170 The fourth member of the majority was Callanan J, and after apparently adopting a Canadian term of "wrongful pregnancy" he found (1371) that all "the various touchstones for, and none of the relevant disqualifying conditions against, an award of damages for economic loss are present here."
171 Heydon J also dissented.
172 It is the case, given the observation by McHugh and Gummow JJ already referred to, and the absence of any suggestion to the contrary, that Cattanach provides no support for the proposition that the parents are entitled to compensation for their own labour expended in the child's upbringing, whilst that observation provides support for the converse.
173 In cases of personal injury the loss which grounds a right to damages for voluntary assistance is that of the injured person, such arising from the need for assistance created by the wrong, and not that of those persons who have rendered such assistance or might do so in the future: Van Gervan v Fenton [1992] HCA 54; (1992) 175 CLR 327; Kars v Kars [1996] HCA 37; (1996) 187 CLR 354.
174 The claim here, for a total of $259,177.58 for past and future services, is therefore a novel one, and based on the agreed commercial cost of paying someone to discharge the plaintiffs' duty to Anthony.
175 There is sound logic behind the rule that voluntary services provided to an injured person ought ordinarily be assessed by reference to commercial rates.
176 I am not able to discern any similar logic behind the plaintiff's claim here.
177 The claim is not brought by or on behalf of Anthony.
178 If the plaintiffs were not able, for some reason, to discharge their duty to Anthony it would necessarily abate.
179 The claim is not made on the basis that the time spent in care of Anthony is, or might be, productive of financial loss.
180 Nor is an award of general damages sought to cover the situation.
181 Whatever the position might be in a case where a claim of this kind was made on some other basis, with evidence to support that, I am of the view that the plaintiffs' claim here for the notional value of "voluntary services" provided, or to be provided, to Anthony does not as put accord with existing legal rules, is contrary to what was said in Cattanach, and ought not be allowed.
182 In relation to future expenses, which in accordance with Cattanach are of course recoverable, a question arises whether the Law Reform (Miscellaneous) Act 1941 (WA), s 5 is applicable so as to require a discount to be made for early receipt by use of the six per cent tables.
⁂
_Description of the task_
Extract the passage of the judgment excerpt from "174 The claim" up to and including "cover the situation.". The material that comes next is separate and unrelated to the judgment excerpt.

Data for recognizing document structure
⁂
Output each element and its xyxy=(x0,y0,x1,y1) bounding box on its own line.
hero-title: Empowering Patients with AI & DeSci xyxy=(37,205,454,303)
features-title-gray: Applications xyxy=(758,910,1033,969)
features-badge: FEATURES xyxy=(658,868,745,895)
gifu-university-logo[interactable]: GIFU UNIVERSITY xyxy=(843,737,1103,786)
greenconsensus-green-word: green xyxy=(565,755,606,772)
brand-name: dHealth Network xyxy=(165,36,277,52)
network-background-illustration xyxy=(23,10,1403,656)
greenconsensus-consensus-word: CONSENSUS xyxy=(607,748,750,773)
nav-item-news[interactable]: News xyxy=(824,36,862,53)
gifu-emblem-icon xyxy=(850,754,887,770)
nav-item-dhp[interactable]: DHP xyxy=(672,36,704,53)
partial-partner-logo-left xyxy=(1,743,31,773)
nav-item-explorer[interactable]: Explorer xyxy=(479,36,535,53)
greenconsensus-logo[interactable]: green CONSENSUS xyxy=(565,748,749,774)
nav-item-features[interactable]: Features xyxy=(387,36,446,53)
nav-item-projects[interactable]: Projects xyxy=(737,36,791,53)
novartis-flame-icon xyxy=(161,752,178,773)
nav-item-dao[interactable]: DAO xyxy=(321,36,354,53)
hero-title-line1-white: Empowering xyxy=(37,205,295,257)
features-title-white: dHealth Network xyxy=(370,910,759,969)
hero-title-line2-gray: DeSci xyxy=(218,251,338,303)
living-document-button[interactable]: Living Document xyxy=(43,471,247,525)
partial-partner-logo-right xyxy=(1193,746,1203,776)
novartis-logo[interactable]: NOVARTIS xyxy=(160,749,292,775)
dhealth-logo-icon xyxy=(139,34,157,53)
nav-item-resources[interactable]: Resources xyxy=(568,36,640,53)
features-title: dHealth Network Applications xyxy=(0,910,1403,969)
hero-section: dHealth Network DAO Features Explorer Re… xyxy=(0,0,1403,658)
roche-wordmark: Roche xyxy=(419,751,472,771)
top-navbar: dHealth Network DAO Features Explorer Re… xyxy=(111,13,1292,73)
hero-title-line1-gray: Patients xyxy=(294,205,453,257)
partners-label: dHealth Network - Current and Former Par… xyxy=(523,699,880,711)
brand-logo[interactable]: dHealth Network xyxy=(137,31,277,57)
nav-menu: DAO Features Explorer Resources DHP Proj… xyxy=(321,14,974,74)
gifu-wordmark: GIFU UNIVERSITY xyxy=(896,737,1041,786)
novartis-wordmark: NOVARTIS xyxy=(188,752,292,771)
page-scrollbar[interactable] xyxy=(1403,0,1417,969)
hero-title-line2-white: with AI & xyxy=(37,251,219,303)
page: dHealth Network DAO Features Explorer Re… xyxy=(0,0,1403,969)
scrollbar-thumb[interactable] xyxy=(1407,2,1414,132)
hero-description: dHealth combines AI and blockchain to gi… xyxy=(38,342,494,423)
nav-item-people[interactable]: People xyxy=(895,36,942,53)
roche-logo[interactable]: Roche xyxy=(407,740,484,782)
⁂
_Exercise result_
174 The claim here, for a total of $259,177.58 for past and future services, is therefore a novel one, and based on the agreed commercial cost of paying someone to discharge the plaintiffs' duty to Anthony.
175 There is sound logic behind the rule that voluntary services provided to an injured person ought ordinarily be assessed by reference to commercial rates.
176 I am not able to discern any similar logic behind the plaintiff's claim here.
177 The claim is not brought by or on behalf of Anthony.
178 If the plaintiffs were not able, for some reason, to discharge their duty to Anthony it would necessarily abate.
179 The claim is not made on the basis that the time spent in care of Anthony is, or might be, productive of financial loss.
180 Nor is an award of general damages sought to cover the situation.